§ Actions to take
[1] According to the text on building logic gates in code, what does the callbacks list maintain?
[2] Continue the text on building adders from logic gates in code, starting right after its last sentence.

§ Document excerpt

··········

The next part was create a FullAdder that uses a universal logic gate such as NOR.
class FullAdderNorOnly:
"""A full adder using only NOR (a universal logic gate)."""
def __init__(self, a=None, b=None, carry_in=None):
# Inputs
self.a = a or Input('a')
self.b = b or Input('b')
self.carry_in = carry_in or Input('carry_in')
# In between.
c = NorGate(self.a, self.b)
f = NorGate(NorGate(self.a, c), NorGate(c, self.b))
g = NorGate(self.carry_in, f)
# Outputs
self.carry_out = NorGate(c, g)
self.sum = NorGate(NorGate(f, g), NorGate(g, self.carry_in))
In addition to being able to configure the components as seen so far, I also wanted to make sure that it was possible to evaluate the gates to confirm they were giving the right output. As such the gates support the call operator.
class AndGate(BinaryGate):
"""And gate has two inputs and one output.
It returns true only if both inputs are true.
"""
def __call__(self, a, b):
return bool(a and b)
class OrGate(BinaryGate):
"""Or gate has two inputs and one output.
It returns true if at least one input is true.
"""
def __call__(self, a, b):
return bool(a or b)
You may notice something slightly off here is the operator doesn’t depend on the instance itself (i.e there is no self here). This was mostly done so that function was straight forward and simple and instead there is machinery behind the scenes that handles propagating the values and calling the gates with the appropriate inputs for them.
A sneak peak of how this works for binary gates such as the AND and OR gates shown above is:
class BinaryGate:
...
def eval(self):
if self.a.output is not None and self.b.output is not None:
self.output = self(self.a.output, self.b.output)
for callback in self.callbacks:
callback.eval()
After checking the inputs have value (i.e are not None), it then calls it to compute the result followed by calling the other callbacks. Callbacks maintains a list of the other gates/components that are depending on the current gate.
For example, using the full adder shown before the OrGate that represents the
carry-out will be evaluated once the two AndGate instances has its output.
Once the basics were sorted I set out to make a Adder8BitUniversal which is
an -8-bit adder using only NOR gates.

··········

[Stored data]
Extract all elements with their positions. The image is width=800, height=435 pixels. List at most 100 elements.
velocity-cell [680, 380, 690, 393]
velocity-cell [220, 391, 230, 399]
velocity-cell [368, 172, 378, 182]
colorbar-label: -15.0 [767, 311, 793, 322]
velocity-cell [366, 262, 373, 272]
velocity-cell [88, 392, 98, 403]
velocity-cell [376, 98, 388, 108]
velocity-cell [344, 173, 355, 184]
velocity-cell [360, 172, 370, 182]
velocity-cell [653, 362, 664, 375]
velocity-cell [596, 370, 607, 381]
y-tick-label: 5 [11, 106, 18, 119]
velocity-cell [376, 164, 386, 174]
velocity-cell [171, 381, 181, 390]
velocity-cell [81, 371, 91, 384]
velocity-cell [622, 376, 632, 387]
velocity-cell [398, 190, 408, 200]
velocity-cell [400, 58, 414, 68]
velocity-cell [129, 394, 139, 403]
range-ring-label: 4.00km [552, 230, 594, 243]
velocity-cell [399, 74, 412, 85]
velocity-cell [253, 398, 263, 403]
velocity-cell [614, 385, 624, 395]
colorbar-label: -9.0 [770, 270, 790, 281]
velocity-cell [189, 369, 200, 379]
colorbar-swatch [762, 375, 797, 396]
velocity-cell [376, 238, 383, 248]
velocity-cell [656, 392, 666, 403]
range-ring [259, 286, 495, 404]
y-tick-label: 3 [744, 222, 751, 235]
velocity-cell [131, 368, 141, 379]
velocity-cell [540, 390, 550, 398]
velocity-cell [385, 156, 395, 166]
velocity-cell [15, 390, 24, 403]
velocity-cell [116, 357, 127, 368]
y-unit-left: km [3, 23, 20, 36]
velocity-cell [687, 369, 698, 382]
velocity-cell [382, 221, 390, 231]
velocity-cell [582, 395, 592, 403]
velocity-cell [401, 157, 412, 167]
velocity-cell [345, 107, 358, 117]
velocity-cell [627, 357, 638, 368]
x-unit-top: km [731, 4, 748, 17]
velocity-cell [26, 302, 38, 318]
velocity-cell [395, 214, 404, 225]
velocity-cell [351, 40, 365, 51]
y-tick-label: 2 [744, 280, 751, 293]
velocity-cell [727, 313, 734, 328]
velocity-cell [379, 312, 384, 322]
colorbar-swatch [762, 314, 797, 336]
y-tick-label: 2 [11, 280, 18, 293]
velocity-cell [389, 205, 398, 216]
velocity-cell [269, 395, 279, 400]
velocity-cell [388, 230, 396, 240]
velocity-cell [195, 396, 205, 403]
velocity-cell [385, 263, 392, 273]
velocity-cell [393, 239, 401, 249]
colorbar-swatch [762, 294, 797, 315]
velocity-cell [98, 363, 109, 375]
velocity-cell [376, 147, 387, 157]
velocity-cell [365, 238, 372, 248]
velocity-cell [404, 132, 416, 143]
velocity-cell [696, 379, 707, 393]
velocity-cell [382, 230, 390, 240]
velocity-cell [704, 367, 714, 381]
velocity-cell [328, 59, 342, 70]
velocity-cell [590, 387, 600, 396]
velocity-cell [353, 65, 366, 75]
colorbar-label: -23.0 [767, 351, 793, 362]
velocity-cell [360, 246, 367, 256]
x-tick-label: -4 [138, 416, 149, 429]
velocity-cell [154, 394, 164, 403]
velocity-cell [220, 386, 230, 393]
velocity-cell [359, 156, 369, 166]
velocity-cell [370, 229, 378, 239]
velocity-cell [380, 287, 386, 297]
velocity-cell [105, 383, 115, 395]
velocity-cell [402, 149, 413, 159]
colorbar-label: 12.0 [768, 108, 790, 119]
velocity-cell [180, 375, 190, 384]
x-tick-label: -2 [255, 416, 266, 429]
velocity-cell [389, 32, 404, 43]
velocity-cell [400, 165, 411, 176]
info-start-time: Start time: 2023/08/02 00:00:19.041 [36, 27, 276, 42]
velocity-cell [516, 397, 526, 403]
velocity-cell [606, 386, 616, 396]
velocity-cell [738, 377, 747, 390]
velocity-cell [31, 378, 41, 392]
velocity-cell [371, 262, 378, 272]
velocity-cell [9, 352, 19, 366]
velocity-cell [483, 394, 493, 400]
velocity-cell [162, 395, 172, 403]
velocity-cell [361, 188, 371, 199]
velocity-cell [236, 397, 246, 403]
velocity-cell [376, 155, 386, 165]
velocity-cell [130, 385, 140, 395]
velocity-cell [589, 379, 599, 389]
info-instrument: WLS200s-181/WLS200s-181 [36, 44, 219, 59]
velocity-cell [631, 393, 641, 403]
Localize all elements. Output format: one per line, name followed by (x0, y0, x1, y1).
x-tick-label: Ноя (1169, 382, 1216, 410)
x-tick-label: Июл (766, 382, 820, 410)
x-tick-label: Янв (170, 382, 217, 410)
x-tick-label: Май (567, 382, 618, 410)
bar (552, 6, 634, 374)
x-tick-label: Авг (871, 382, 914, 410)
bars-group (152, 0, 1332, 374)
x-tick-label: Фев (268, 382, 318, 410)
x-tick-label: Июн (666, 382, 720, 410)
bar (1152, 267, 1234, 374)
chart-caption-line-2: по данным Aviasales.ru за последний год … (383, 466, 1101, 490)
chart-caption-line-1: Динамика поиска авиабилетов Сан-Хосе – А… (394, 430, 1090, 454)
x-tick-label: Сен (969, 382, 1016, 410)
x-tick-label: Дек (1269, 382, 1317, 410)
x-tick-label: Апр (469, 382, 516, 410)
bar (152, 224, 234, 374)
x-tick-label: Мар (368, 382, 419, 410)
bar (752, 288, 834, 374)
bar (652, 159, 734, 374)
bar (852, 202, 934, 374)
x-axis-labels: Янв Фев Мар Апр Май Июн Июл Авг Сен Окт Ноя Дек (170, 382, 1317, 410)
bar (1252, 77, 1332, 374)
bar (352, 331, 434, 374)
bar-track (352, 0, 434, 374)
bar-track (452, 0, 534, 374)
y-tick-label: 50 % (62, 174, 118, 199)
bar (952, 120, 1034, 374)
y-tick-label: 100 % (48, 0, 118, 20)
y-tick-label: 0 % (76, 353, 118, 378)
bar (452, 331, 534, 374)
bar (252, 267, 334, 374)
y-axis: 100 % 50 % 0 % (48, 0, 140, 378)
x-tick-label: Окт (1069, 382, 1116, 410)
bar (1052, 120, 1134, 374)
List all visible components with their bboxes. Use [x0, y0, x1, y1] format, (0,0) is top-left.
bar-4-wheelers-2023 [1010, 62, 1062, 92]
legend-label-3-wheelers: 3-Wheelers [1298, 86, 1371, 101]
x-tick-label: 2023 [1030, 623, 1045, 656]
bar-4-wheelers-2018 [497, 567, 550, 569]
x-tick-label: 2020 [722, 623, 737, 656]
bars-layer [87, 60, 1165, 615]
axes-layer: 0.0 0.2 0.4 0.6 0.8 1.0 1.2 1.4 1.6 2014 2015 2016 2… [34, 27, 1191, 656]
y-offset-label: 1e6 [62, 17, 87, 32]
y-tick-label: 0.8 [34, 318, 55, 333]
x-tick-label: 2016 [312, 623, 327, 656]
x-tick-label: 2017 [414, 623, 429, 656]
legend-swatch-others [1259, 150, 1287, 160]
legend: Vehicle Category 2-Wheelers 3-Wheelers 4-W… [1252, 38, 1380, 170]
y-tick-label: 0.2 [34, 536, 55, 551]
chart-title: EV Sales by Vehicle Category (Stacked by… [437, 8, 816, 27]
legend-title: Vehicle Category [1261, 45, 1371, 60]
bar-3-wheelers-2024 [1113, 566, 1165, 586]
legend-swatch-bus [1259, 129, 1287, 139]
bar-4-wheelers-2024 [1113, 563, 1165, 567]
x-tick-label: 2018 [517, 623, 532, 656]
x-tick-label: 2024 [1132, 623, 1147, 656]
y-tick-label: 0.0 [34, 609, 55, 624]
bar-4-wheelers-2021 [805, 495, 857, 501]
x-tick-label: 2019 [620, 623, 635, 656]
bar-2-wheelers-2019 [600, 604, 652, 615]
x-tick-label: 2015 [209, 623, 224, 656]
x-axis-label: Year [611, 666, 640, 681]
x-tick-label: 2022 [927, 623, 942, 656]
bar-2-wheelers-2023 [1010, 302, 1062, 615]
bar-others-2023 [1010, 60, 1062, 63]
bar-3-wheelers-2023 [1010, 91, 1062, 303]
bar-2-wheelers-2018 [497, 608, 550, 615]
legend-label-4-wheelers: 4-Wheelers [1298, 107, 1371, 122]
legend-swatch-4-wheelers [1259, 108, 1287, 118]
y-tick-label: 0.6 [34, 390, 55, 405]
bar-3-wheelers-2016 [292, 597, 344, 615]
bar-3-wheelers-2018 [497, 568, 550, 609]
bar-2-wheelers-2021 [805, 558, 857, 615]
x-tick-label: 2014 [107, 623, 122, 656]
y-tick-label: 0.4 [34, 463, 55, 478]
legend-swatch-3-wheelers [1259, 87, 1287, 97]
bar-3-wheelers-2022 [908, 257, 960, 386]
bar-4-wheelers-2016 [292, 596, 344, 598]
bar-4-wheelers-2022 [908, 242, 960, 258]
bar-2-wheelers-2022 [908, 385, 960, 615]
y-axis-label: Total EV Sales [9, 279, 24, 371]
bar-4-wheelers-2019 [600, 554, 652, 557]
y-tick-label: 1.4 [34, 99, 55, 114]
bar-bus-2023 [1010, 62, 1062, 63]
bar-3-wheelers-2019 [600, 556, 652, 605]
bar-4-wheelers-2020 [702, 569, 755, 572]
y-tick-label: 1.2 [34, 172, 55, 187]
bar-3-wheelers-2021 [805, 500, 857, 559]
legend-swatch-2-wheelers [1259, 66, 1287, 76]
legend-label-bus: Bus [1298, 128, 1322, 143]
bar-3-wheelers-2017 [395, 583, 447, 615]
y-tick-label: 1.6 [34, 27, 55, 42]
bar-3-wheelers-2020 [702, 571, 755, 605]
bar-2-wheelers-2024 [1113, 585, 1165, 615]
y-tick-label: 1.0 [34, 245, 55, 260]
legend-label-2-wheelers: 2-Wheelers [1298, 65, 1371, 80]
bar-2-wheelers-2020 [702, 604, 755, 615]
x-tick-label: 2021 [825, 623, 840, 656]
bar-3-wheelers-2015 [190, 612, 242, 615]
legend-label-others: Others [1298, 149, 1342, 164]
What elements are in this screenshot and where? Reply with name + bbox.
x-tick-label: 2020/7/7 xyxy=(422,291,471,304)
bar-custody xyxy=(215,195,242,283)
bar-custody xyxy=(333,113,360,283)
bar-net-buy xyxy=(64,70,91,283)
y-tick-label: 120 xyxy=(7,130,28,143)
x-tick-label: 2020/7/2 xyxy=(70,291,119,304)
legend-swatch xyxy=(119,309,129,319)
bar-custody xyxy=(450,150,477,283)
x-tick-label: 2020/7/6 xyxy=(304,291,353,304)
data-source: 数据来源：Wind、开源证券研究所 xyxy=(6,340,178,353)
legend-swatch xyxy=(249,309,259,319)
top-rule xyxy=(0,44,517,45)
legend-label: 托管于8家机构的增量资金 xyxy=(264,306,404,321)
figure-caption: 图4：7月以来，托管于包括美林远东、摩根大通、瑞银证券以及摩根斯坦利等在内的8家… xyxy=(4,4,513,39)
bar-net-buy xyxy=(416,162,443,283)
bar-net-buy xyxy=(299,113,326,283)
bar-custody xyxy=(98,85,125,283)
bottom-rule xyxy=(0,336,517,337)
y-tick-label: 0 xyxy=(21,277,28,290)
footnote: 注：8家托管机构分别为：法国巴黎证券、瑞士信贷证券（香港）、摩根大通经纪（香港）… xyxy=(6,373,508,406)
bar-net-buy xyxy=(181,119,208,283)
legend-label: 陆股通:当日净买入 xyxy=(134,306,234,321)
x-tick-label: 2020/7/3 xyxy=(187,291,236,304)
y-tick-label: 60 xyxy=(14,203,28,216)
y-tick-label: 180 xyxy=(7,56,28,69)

··········

§ Written answers
[1] It maintains a list of the other gates or components that depend on the current gate.

[2]
Another component I built for testing and development was IntegerToBinary
which handles going from an integer of a certain bit length and converting it
to an array of booleans and in the case of the system, it defines 1-bit outputs
that can be used as the input other components (i.e NorGate or at the higher
level the Adder8BitUniversal.
I realised the system was quite generic enough that it wasn’t much effort to create a AddrNBit which could be used to generate an 8-bit adder, 16-bit or 32-bit adder, so I set that up.
Graphing / Visualising
The original goal of the system was not to only model the circuits in Python but to be able take their definition and produce elsewhere.
This is where there Visitor class comes into play as it handles visiting
each component to give you an opportunity to describe it for another system.
The system I will show here is GraphViz or DOT language.
The function for producing a GraphViz graph actually makes use of two visitors, by performing two passes over it. The first handles all the nodes (gates) and the second all the edges (connections).

This proved very useful as I was indeed able to quickly jump from 8-bit full adder to a 16-bit full adder with very minimal changes.
Future
There were three additional backends that I had considered writing and even started a little.
- Skia - This would involve implementing my own layout engine which I’ve been meaning to do for quite some time. The University of Adelaide set that as one of the assignments after I left. Perhaps best saved for a time where I decide to go Skia and Graph and eliminate the specifics of this digital logic project.
- Virtual Machine - This is really a bigger project in itself which was create virtual machine for digital logic. I’ve started working on this, but haven’t gotten to the stage where its implemented. If I do continue this and get it to a workable state, I will post about it.
- LLVM - The basic idea was to generate LLVM IR that is runnable via lli.